**Problem to solve**
Rewrite the listing below with every "scatter-point" switched to "data-point" and everything else left unchanged.

**Supplied information**
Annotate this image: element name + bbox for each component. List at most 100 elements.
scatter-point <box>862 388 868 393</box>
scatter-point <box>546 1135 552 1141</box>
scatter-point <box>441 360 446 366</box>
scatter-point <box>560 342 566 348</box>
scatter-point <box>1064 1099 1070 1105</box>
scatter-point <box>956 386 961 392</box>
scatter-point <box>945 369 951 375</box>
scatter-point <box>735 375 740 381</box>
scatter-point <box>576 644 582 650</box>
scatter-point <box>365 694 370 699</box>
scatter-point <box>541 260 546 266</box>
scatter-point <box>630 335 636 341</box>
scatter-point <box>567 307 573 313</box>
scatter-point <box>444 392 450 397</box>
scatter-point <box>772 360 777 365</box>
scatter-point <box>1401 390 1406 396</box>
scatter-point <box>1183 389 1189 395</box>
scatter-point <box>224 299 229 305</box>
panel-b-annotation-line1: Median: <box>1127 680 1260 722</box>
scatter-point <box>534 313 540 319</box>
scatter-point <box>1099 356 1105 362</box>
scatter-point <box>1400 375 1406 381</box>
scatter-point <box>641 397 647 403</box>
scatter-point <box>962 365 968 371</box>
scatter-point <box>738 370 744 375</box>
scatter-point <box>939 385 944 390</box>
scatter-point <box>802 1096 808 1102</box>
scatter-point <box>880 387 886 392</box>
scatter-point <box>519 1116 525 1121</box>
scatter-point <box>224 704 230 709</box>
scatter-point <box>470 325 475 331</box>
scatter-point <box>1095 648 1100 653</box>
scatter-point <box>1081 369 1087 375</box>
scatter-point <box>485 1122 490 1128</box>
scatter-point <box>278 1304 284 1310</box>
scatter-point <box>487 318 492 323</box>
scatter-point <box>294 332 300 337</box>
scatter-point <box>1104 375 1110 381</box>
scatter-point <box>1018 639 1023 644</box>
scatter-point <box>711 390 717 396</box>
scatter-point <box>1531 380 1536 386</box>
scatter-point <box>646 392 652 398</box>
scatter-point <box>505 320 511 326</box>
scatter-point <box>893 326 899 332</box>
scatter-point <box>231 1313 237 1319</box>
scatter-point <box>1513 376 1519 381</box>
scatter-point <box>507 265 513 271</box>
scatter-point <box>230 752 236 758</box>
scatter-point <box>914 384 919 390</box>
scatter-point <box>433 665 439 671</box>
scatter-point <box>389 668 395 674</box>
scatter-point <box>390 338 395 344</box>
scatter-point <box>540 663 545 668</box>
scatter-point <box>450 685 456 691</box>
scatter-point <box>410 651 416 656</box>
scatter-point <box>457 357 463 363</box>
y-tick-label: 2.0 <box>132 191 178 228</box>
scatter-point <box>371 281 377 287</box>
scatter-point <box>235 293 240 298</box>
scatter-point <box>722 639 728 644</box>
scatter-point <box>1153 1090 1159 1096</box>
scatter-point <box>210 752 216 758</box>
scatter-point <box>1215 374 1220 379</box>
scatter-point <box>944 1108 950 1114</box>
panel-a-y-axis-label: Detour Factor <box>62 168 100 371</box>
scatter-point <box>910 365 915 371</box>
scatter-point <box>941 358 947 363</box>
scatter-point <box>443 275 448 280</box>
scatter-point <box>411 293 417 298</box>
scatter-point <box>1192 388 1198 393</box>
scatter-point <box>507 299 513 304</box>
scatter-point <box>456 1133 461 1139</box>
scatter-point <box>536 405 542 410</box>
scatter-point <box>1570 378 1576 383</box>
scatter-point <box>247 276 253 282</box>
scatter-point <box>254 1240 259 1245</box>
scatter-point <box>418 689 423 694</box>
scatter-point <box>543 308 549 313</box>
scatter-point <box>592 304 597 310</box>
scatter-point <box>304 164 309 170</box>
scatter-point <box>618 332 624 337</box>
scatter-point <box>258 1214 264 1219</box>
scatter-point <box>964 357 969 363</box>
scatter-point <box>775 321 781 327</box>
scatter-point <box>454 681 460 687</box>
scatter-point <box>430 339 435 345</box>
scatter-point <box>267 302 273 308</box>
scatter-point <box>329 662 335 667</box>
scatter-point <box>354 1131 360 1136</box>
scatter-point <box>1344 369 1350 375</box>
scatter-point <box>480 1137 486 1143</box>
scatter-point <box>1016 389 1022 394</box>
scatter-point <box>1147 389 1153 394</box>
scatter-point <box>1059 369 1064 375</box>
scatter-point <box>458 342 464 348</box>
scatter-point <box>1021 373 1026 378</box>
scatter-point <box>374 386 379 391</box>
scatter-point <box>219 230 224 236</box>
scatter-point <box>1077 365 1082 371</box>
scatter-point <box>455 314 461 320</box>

**Result of this task**
Annotate this image: element name + bbox for each component. List at most 100 elements.
data-point <box>862 388 868 393</box>
data-point <box>546 1135 552 1141</box>
data-point <box>441 360 446 366</box>
data-point <box>560 342 566 348</box>
data-point <box>1064 1099 1070 1105</box>
data-point <box>956 386 961 392</box>
data-point <box>945 369 951 375</box>
data-point <box>735 375 740 381</box>
data-point <box>576 644 582 650</box>
data-point <box>365 694 370 699</box>
data-point <box>541 260 546 266</box>
data-point <box>630 335 636 341</box>
data-point <box>567 307 573 313</box>
data-point <box>444 392 450 397</box>
data-point <box>772 360 777 365</box>
data-point <box>1401 390 1406 396</box>
data-point <box>1183 389 1189 395</box>
data-point <box>224 299 229 305</box>
panel-b-annotation-line1: Median: <box>1127 680 1260 722</box>
data-point <box>534 313 540 319</box>
data-point <box>1099 356 1105 362</box>
data-point <box>1400 375 1406 381</box>
data-point <box>641 397 647 403</box>
data-point <box>962 365 968 371</box>
data-point <box>738 370 744 375</box>
data-point <box>939 385 944 390</box>
data-point <box>802 1096 808 1102</box>
data-point <box>880 387 886 392</box>
data-point <box>519 1116 525 1121</box>
data-point <box>224 704 230 709</box>
data-point <box>470 325 475 331</box>
data-point <box>1095 648 1100 653</box>
data-point <box>1081 369 1087 375</box>
data-point <box>485 1122 490 1128</box>
data-point <box>278 1304 284 1310</box>
data-point <box>487 318 492 323</box>
data-point <box>294 332 300 337</box>
data-point <box>1104 375 1110 381</box>
data-point <box>1018 639 1023 644</box>
data-point <box>711 390 717 396</box>
data-point <box>1531 380 1536 386</box>
data-point <box>646 392 652 398</box>
data-point <box>505 320 511 326</box>
data-point <box>893 326 899 332</box>
data-point <box>231 1313 237 1319</box>
data-point <box>1513 376 1519 381</box>
data-point <box>507 265 513 271</box>
data-point <box>230 752 236 758</box>
data-point <box>914 384 919 390</box>
data-point <box>433 665 439 671</box>
data-point <box>389 668 395 674</box>
data-point <box>390 338 395 344</box>
data-point <box>540 663 545 668</box>
data-point <box>450 685 456 691</box>
data-point <box>410 651 416 656</box>
data-point <box>457 357 463 363</box>
y-tick-label: 2.0 <box>132 191 178 228</box>
data-point <box>371 281 377 287</box>
data-point <box>235 293 240 298</box>
data-point <box>722 639 728 644</box>
data-point <box>1153 1090 1159 1096</box>
data-point <box>210 752 216 758</box>
data-point <box>1215 374 1220 379</box>
data-point <box>944 1108 950 1114</box>
panel-a-y-axis-label: Detour Factor <box>62 168 100 371</box>
data-point <box>910 365 915 371</box>
data-point <box>941 358 947 363</box>
data-point <box>443 275 448 280</box>
data-point <box>411 293 417 298</box>
data-point <box>1192 388 1198 393</box>
data-point <box>507 299 513 304</box>
data-point <box>456 1133 461 1139</box>
data-point <box>536 405 542 410</box>
data-point <box>1570 378 1576 383</box>
data-point <box>247 276 253 282</box>
data-point <box>254 1240 259 1245</box>
data-point <box>418 689 423 694</box>
data-point <box>543 308 549 313</box>
data-point <box>592 304 597 310</box>
data-point <box>304 164 309 170</box>
data-point <box>618 332 624 337</box>
data-point <box>258 1214 264 1219</box>
data-point <box>964 357 969 363</box>
data-point <box>775 321 781 327</box>
data-point <box>454 681 460 687</box>
data-point <box>430 339 435 345</box>
data-point <box>267 302 273 308</box>
data-point <box>329 662 335 667</box>
data-point <box>354 1131 360 1136</box>
data-point <box>1344 369 1350 375</box>
data-point <box>480 1137 486 1143</box>
data-point <box>1016 389 1022 394</box>
data-point <box>1147 389 1153 394</box>
data-point <box>1059 369 1064 375</box>
data-point <box>458 342 464 348</box>
data-point <box>1021 373 1026 378</box>
data-point <box>374 386 379 391</box>
data-point <box>219 230 224 236</box>
data-point <box>1077 365 1082 371</box>
data-point <box>455 314 461 320</box>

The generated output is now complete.